PROBLEM STATEMENT:
Would you retype all of these records exactly?

----- EXCERPTED DATA

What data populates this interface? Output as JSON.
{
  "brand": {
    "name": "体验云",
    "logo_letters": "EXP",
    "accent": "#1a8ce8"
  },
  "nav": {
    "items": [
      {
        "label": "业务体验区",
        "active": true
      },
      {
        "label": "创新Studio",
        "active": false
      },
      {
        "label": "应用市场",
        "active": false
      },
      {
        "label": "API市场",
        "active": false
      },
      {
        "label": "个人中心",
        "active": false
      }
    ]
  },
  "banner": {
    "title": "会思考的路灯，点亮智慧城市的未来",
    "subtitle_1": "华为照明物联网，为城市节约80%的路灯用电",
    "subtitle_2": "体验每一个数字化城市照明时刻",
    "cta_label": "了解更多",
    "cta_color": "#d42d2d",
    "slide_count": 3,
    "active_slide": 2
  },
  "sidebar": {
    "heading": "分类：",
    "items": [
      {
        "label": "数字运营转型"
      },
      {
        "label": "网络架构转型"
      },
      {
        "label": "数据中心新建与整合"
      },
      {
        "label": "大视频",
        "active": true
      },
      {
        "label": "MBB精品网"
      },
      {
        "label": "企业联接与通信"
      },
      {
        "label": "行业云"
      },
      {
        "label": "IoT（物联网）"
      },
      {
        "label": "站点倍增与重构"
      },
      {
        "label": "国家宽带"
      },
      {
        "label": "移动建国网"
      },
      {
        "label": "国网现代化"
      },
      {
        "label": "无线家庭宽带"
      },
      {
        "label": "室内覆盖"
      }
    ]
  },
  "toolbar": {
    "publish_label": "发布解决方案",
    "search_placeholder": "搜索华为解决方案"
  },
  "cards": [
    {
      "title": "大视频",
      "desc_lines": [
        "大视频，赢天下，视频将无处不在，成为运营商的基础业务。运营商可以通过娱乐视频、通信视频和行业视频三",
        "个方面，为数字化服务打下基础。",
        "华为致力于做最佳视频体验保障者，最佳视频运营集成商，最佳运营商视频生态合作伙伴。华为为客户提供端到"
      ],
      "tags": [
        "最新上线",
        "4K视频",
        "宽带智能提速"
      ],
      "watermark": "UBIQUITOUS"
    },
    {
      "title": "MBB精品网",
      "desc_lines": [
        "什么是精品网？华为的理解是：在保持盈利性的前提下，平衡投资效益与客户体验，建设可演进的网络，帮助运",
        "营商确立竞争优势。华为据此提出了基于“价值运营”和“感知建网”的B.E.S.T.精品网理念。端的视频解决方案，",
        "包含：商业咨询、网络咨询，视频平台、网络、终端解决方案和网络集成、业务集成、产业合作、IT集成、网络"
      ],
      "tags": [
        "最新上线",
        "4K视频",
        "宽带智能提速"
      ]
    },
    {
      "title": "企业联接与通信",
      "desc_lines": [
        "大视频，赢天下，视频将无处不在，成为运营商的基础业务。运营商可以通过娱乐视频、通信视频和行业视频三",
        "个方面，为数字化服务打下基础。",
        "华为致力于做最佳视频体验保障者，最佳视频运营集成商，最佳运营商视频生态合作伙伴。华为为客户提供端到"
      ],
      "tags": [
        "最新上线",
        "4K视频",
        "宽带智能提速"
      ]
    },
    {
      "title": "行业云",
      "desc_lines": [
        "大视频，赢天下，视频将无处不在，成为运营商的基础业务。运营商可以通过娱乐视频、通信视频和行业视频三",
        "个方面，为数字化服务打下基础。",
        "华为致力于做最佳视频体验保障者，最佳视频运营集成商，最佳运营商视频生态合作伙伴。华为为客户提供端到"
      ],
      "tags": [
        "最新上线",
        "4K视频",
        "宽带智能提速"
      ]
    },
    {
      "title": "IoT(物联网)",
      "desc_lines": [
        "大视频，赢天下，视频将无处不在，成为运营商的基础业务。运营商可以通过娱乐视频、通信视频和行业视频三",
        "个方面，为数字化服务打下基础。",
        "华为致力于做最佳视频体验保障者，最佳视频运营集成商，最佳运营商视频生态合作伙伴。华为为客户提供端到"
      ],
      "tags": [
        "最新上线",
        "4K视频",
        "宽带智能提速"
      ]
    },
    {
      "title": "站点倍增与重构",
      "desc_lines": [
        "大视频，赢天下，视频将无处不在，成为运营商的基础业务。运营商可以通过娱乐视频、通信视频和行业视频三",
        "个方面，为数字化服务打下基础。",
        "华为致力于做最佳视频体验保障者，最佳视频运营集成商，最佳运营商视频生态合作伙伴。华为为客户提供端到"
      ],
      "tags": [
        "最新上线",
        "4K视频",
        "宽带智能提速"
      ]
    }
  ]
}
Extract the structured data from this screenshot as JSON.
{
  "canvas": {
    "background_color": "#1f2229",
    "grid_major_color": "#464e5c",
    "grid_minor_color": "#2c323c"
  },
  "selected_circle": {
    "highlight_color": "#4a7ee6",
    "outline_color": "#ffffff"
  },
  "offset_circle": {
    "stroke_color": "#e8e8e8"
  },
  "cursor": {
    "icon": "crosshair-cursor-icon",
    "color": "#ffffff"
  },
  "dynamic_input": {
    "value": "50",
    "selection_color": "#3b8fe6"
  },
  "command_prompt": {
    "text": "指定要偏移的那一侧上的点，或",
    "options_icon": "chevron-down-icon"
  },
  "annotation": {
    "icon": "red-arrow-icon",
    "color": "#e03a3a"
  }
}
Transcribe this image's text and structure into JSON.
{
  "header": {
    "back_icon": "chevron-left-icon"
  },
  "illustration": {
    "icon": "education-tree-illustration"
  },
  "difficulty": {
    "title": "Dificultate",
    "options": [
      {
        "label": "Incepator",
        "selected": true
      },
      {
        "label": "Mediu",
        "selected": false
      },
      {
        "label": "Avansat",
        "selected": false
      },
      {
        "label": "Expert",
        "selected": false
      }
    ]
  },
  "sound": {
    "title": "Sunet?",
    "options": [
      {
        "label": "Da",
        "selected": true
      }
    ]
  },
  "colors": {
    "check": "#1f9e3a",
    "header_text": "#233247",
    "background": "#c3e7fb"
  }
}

----------

TASK RESULT:
What data populates this interface? Output as JSON.
{
  "brand": {
    "name": "体验云",
    "logo_letters": "EXP",
    "accent": "#1a8ce8"
  },
  "nav": {
    "items": [
      {
        "label": "业务体验区",
        "active": true
      },
      {
        "label": "创新Studio",
        "active": false
      },
      {
        "label": "应用市场",
        "active": false
      },
      {
        "label": "API市场",
        "active": false
      },
      {
        "label": "个人中心",
        "active": false
      }
    ]
  },
  "banner": {
    "title": "会思考的路灯，点亮智慧城市的未来",
    "subtitle_1": "华为照明物联网，为城市节约80%的路灯用电",
    "subtitle_2": "体验每一个数字化城市照明时刻",
    "cta_label": "了解更多",
    "cta_color": "#d42d2d",
    "slide_count": 3,
    "active_slide": 2
  },
  "sidebar": {
    "heading": "分类：",
    "items": [
      {
        "label": "数字运营转型"
      },
      {
        "label": "网络架构转型"
      },
      {
        "label": "数据中心新建与整合"
      },
      {
        "label": "大视频",
        "active": true
      },
      {
        "label": "MBB精品网"
      },
      {
        "label": "企业联接与通信"
      },
      {
        "label": "行业云"
      },
      {
        "label": "IoT（物联网）"
      },
      {
        "label": "站点倍增与重构"
      },
      {
        "label": "国家宽带"
      },
      {
        "label": "移动建国网"
      },
      {
        "label": "国网现代化"
      },
      {
        "label": "无线家庭宽带"
      },
      {
        "label": "室内覆盖"
      }
    ]
  },
  "toolbar": {
    "publish_label": "发布解决方案",
    "search_placeholder": "搜索华为解决方案"
  },
  "cards": [
    {
      "title": "大视频",
      "desc_lines": [
        "大视频，赢天下，视频将无处不在，成为运营商的基础业务。运营商可以通过娱乐视频、通信视频和行业视频三",
        "个方面，为数字化服务打下基础。",
        "华为致力于做最佳视频体验保障者，最佳视频运营集成商，最佳运营商视频生态合作伙伴。华为为客户提供端到"
      ],
      "tags": [
        "最新上线",
        "4K视频",
        "宽带智能提速"
      ],
      "watermark": "UBIQUITOUS"
    },
    {
      "title": "MBB精品网",
      "desc_lines": [
        "什么是精品网？华为的理解是：在保持盈利性的前提下，平衡投资效益与客户体验，建设可演进的网络，帮助运",
        "营商确立竞争优势。华为据此提出了基于“价值运营”和“感知建网”的B.E.S.T.精品网理念。端的视频解决方案，",
        "包含：商业咨询、网络咨询，视频平台、网络、终端解决方案和网络集成、业务集成、产业合作、IT集成、网络"
      ],
      "tags": [
        "最新上线",
        "4K视频",
        "宽带智能提速"
      ]
    },
    {
      "title": "企业联接与通信",
      "desc_lines": [
        "大视频，赢天下，视频将无处不在，成为运营商的基础业务。运营商可以通过娱乐视频、通信视频和行业视频三",
        "个方面，为数字化服务打下基础。",
        "华为致力于做最佳视频体验保障者，最佳视频运营集成商，最佳运营商视频生态合作伙伴。华为为客户提供端到"
      ],
      "tags": [
        "最新上线",
        "4K视频",
        "宽带智能提速"
      ]
    },
    {
      "title": "行业云",
      "desc_lines": [
        "大视频，赢天下，视频将无处不在，成为运营商的基础业务。运营商可以通过娱乐视频、通信视频和行业视频三",
        "个方面，为数字化服务打下基础。",
        "华为致力于做最佳视频体验保障者，最佳视频运营集成商，最佳运营商视频生态合作伙伴。华为为客户提供端到"
      ],
      "tags": [
        "最新上线",
        "4K视频",
        "宽带智能提速"
      ]
    },
    {
      "title": "IoT(物联网)",
      "desc_lines": [
        "大视频，赢天下，视频将无处不在，成为运营商的基础业务。运营商可以通过娱乐视频、通信视频和行业视频三",
        "个方面，为数字化服务打下基础。",
        "华为致力于做最佳视频体验保障者，最佳视频运营集成商，最佳运营商视频生态合作伙伴。华为为客户提供端到"
      ],
      "tags": [
        "最新上线",
        "4K视频",
        "宽带智能提速"
      ]
    },
    {
      "title": "站点倍增与重构",
      "desc_lines": [
        "大视频，赢天下，视频将无处不在，成为运营商的基础业务。运营商可以通过娱乐视频、通信视频和行业视频三",
        "个方面，为数字化服务打下基础。",
        "华为致力于做最佳视频体验保障者，最佳视频运营集成商，最佳运营商视频生态合作伙伴。华为为客户提供端到"
      ],
      "tags": [
        "最新上线",
        "4K视频",
        "宽带智能提速"
      ]
    }
  ]
}
Extract the structured data from this screenshot as JSON.
{
  "canvas": {
    "background_color": "#1f2229",
    "grid_major_color": "#464e5c",
    "grid_minor_color": "#2c323c"
  },
  "selected_circle": {
    "highlight_color": "#4a7ee6",
    "outline_color": "#ffffff"
  },
  "offset_circle": {
    "stroke_color": "#e8e8e8"
  },
  "cursor": {
    "icon": "crosshair-cursor-icon",
    "color": "#ffffff"
  },
  "dynamic_input": {
    "value": "50",
    "selection_color": "#3b8fe6"
  },
  "command_prompt": {
    "text": "指定要偏移的那一侧上的点，或",
    "options_icon": "chevron-down-icon"
  },
  "annotation": {
    "icon": "red-arrow-icon",
    "color": "#e03a3a"
  }
}
Transcribe this image's text and structure into JSON.
{
  "header": {
    "back_icon": "chevron-left-icon"
  },
  "illustration": {
    "icon": "education-tree-illustration"
  },
  "difficulty": {
    "title": "Dificultate",
    "options": [
      {
        "label": "Incepator",
        "selected": true
      },
      {
        "label": "Mediu",
        "selected": false
      },
      {
        "label": "Avansat",
        "selected": false
      },
      {
        "label": "Expert",
        "selected": false
      }
    ]
  },
  "sound": {
    "title": "Sunet?",
    "options": [
      {
        "label": "Da",
        "selected": true
      }
    ]
  },
  "colors": {
    "check": "#1f9e3a",
    "header_text": "#233247",
    "background": "#c3e7fb"
  }
}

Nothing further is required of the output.